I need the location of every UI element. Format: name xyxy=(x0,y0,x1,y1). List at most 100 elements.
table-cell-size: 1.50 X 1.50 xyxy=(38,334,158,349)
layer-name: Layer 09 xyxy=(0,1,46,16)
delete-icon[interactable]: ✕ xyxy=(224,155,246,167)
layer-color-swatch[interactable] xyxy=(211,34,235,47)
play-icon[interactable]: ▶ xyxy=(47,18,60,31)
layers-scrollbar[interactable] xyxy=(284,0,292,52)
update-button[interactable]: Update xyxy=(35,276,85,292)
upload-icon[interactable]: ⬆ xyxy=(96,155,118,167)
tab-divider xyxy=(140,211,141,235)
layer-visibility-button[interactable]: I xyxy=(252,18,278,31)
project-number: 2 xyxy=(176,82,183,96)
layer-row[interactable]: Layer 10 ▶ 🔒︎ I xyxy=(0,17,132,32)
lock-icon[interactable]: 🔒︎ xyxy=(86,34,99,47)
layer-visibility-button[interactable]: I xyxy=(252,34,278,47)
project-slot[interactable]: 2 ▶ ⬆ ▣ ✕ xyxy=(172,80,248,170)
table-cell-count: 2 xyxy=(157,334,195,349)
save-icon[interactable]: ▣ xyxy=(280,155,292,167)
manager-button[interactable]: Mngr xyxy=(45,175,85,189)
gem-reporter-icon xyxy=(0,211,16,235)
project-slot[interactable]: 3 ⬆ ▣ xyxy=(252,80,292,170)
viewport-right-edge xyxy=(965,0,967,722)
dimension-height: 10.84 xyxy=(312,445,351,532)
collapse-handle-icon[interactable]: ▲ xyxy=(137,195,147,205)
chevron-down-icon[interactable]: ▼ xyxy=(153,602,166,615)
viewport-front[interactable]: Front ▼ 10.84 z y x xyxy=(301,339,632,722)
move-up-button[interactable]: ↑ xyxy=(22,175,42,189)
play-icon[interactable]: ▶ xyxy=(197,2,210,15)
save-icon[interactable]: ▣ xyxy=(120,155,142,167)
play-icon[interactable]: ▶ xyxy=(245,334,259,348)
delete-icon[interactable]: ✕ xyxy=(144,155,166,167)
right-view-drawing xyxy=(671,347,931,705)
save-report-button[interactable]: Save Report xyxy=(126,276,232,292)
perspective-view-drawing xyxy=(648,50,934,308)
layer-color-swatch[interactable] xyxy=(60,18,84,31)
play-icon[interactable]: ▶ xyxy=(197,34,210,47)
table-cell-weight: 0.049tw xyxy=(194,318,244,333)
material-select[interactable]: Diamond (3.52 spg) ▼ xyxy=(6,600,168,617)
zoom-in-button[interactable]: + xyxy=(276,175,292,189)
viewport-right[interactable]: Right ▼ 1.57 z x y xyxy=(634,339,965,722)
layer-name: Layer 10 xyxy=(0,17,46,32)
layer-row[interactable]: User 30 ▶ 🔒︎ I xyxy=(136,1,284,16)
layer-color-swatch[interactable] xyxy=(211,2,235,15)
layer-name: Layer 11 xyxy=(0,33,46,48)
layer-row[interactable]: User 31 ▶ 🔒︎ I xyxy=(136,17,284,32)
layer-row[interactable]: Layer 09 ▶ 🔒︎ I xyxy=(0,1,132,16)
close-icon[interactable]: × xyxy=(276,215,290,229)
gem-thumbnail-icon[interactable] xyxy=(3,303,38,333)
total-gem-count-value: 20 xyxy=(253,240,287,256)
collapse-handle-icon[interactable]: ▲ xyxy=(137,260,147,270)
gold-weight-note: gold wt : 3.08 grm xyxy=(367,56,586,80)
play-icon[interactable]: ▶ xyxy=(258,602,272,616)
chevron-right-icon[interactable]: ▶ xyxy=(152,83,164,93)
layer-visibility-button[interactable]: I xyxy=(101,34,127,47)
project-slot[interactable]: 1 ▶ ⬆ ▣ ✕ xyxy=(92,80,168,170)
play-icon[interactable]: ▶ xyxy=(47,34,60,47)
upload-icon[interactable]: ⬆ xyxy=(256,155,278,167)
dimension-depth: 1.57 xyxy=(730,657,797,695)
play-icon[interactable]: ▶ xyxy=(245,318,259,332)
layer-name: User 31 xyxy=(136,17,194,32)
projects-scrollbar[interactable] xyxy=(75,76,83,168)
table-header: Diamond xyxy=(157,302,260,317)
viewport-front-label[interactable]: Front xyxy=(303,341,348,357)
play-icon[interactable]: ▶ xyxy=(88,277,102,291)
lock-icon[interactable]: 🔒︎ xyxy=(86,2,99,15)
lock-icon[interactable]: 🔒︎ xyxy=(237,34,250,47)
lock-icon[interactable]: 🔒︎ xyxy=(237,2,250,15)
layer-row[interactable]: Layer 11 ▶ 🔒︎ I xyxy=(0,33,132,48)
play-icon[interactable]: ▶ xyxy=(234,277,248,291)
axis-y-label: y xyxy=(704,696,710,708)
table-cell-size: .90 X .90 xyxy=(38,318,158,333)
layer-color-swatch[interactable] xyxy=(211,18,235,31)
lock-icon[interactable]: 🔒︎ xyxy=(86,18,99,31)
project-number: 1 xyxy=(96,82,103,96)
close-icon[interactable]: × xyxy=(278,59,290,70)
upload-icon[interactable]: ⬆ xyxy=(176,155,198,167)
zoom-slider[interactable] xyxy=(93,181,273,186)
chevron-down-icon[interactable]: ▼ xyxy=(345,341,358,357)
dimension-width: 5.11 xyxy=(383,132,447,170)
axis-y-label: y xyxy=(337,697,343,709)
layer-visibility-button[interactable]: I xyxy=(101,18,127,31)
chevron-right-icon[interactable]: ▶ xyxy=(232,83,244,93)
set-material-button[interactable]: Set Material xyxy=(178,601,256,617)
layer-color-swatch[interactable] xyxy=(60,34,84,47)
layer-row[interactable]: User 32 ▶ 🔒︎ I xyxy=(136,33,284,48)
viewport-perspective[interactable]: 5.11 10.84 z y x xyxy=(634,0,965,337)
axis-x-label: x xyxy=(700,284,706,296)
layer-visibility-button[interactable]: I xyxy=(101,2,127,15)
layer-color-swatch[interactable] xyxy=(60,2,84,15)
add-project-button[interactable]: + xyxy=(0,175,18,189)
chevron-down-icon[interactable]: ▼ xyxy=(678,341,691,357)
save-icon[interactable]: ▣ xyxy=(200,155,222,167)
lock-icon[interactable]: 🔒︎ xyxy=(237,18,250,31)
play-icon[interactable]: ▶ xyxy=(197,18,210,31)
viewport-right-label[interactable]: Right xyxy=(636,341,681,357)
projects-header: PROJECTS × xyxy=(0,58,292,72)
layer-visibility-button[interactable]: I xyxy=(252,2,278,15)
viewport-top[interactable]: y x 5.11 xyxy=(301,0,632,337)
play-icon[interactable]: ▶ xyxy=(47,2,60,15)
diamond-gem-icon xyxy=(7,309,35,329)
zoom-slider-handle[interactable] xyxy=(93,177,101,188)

-*-*-

Repeat every one of the records above word for word, line by line, with nothing changed or left out.

I need the location of every UI element. Format: name xyxy=(x0,y0,x1,y1). List at most 100 elements.
table-cell-size: 1.50 X 1.50 xyxy=(38,334,158,349)
layer-name: Layer 09 xyxy=(0,1,46,16)
delete-icon[interactable]: ✕ xyxy=(224,155,246,167)
layer-color-swatch[interactable] xyxy=(211,34,235,47)
play-icon[interactable]: ▶ xyxy=(47,18,60,31)
layers-scrollbar[interactable] xyxy=(284,0,292,52)
update-button[interactable]: Update xyxy=(35,276,85,292)
upload-icon[interactable]: ⬆ xyxy=(96,155,118,167)
tab-divider xyxy=(140,211,141,235)
layer-visibility-button[interactable]: I xyxy=(252,18,278,31)
project-number: 2 xyxy=(176,82,183,96)
layer-row[interactable]: Layer 10 ▶ 🔒︎ I xyxy=(0,17,132,32)
lock-icon[interactable]: 🔒︎ xyxy=(86,34,99,47)
layer-visibility-button[interactable]: I xyxy=(252,34,278,47)
project-slot[interactable]: 2 ▶ ⬆ ▣ ✕ xyxy=(172,80,248,170)
table-cell-count: 2 xyxy=(157,334,195,349)
save-icon[interactable]: ▣ xyxy=(280,155,292,167)
manager-button[interactable]: Mngr xyxy=(45,175,85,189)
gem-reporter-icon xyxy=(0,211,16,235)
project-slot[interactable]: 3 ⬆ ▣ xyxy=(252,80,292,170)
viewport-right-edge xyxy=(965,0,967,722)
dimension-height: 10.84 xyxy=(312,445,351,532)
collapse-handle-icon[interactable]: ▲ xyxy=(137,195,147,205)
chevron-down-icon[interactable]: ▼ xyxy=(153,602,166,615)
viewport-front[interactable]: Front ▼ 10.84 z y x xyxy=(301,339,632,722)
move-up-button[interactable]: ↑ xyxy=(22,175,42,189)
play-icon[interactable]: ▶ xyxy=(197,2,210,15)
save-icon[interactable]: ▣ xyxy=(120,155,142,167)
play-icon[interactable]: ▶ xyxy=(245,334,259,348)
delete-icon[interactable]: ✕ xyxy=(144,155,166,167)
right-view-drawing xyxy=(671,347,931,705)
save-report-button[interactable]: Save Report xyxy=(126,276,232,292)
perspective-view-drawing xyxy=(648,50,934,308)
layer-color-swatch[interactable] xyxy=(60,18,84,31)
play-icon[interactable]: ▶ xyxy=(197,34,210,47)
table-cell-weight: 0.049tw xyxy=(194,318,244,333)
material-select[interactable]: Diamond (3.52 spg) ▼ xyxy=(6,600,168,617)
zoom-in-button[interactable]: + xyxy=(276,175,292,189)
viewport-right[interactable]: Right ▼ 1.57 z x y xyxy=(634,339,965,722)
layer-name: Layer 10 xyxy=(0,17,46,32)
layer-row[interactable]: User 30 ▶ 🔒︎ I xyxy=(136,1,284,16)
layer-color-swatch[interactable] xyxy=(211,2,235,15)
layer-name: Layer 11 xyxy=(0,33,46,48)
layer-row[interactable]: User 31 ▶ 🔒︎ I xyxy=(136,17,284,32)
layer-row[interactable]: Layer 09 ▶ 🔒︎ I xyxy=(0,1,132,16)
close-icon[interactable]: × xyxy=(276,215,290,229)
gem-thumbnail-icon[interactable] xyxy=(3,303,38,333)
total-gem-count-value: 20 xyxy=(253,240,287,256)
collapse-handle-icon[interactable]: ▲ xyxy=(137,260,147,270)
gold-weight-note: gold wt : 3.08 grm xyxy=(367,56,586,80)
play-icon[interactable]: ▶ xyxy=(258,602,272,616)
chevron-right-icon[interactable]: ▶ xyxy=(152,83,164,93)
layer-visibility-button[interactable]: I xyxy=(101,34,127,47)
project-slot[interactable]: 1 ▶ ⬆ ▣ ✕ xyxy=(92,80,168,170)
play-icon[interactable]: ▶ xyxy=(47,34,60,47)
upload-icon[interactable]: ⬆ xyxy=(256,155,278,167)
dimension-depth: 1.57 xyxy=(730,657,797,695)
play-icon[interactable]: ▶ xyxy=(245,318,259,332)
layer-name: User 31 xyxy=(136,17,194,32)
projects-scrollbar[interactable] xyxy=(75,76,83,168)
table-header: Diamond xyxy=(157,302,260,317)
viewport-front-label[interactable]: Front xyxy=(303,341,348,357)
play-icon[interactable]: ▶ xyxy=(88,277,102,291)
lock-icon[interactable]: 🔒︎ xyxy=(86,2,99,15)
lock-icon[interactable]: 🔒︎ xyxy=(237,34,250,47)
lock-icon[interactable]: 🔒︎ xyxy=(237,2,250,15)
layer-row[interactable]: Layer 11 ▶ 🔒︎ I xyxy=(0,33,132,48)
play-icon[interactable]: ▶ xyxy=(234,277,248,291)
axis-y-label: y xyxy=(704,696,710,708)
table-cell-size: .90 X .90 xyxy=(38,318,158,333)
layer-color-swatch[interactable] xyxy=(211,18,235,31)
lock-icon[interactable]: 🔒︎ xyxy=(86,18,99,31)
project-number: 1 xyxy=(96,82,103,96)
close-icon[interactable]: × xyxy=(278,59,290,70)
upload-icon[interactable]: ⬆ xyxy=(176,155,198,167)
zoom-slider[interactable] xyxy=(93,181,273,186)
chevron-down-icon[interactable]: ▼ xyxy=(345,341,358,357)
dimension-width: 5.11 xyxy=(383,132,447,170)
axis-y-label: y xyxy=(337,697,343,709)
layer-visibility-button[interactable]: I xyxy=(101,18,127,31)
chevron-right-icon[interactable]: ▶ xyxy=(232,83,244,93)
set-material-button[interactable]: Set Material xyxy=(178,601,256,617)
layer-color-swatch[interactable] xyxy=(60,34,84,47)
layer-row[interactable]: User 32 ▶ 🔒︎ I xyxy=(136,33,284,48)
viewport-perspective[interactable]: 5.11 10.84 z y x xyxy=(634,0,965,337)
axis-x-label: x xyxy=(700,284,706,296)
layer-visibility-button[interactable]: I xyxy=(101,2,127,15)
layer-color-swatch[interactable] xyxy=(60,2,84,15)
add-project-button[interactable]: + xyxy=(0,175,18,189)
chevron-down-icon[interactable]: ▼ xyxy=(678,341,691,357)
save-icon[interactable]: ▣ xyxy=(200,155,222,167)
lock-icon[interactable]: 🔒︎ xyxy=(237,18,250,31)
play-icon[interactable]: ▶ xyxy=(197,18,210,31)
viewport-right-label[interactable]: Right xyxy=(636,341,681,357)
projects-header: PROJECTS × xyxy=(0,58,292,72)
layer-visibility-button[interactable]: I xyxy=(252,2,278,15)
viewport-top[interactable]: y x 5.11 xyxy=(301,0,632,337)
play-icon[interactable]: ▶ xyxy=(47,2,60,15)
diamond-gem-icon xyxy=(7,309,35,329)
zoom-slider-handle[interactable] xyxy=(93,177,101,188)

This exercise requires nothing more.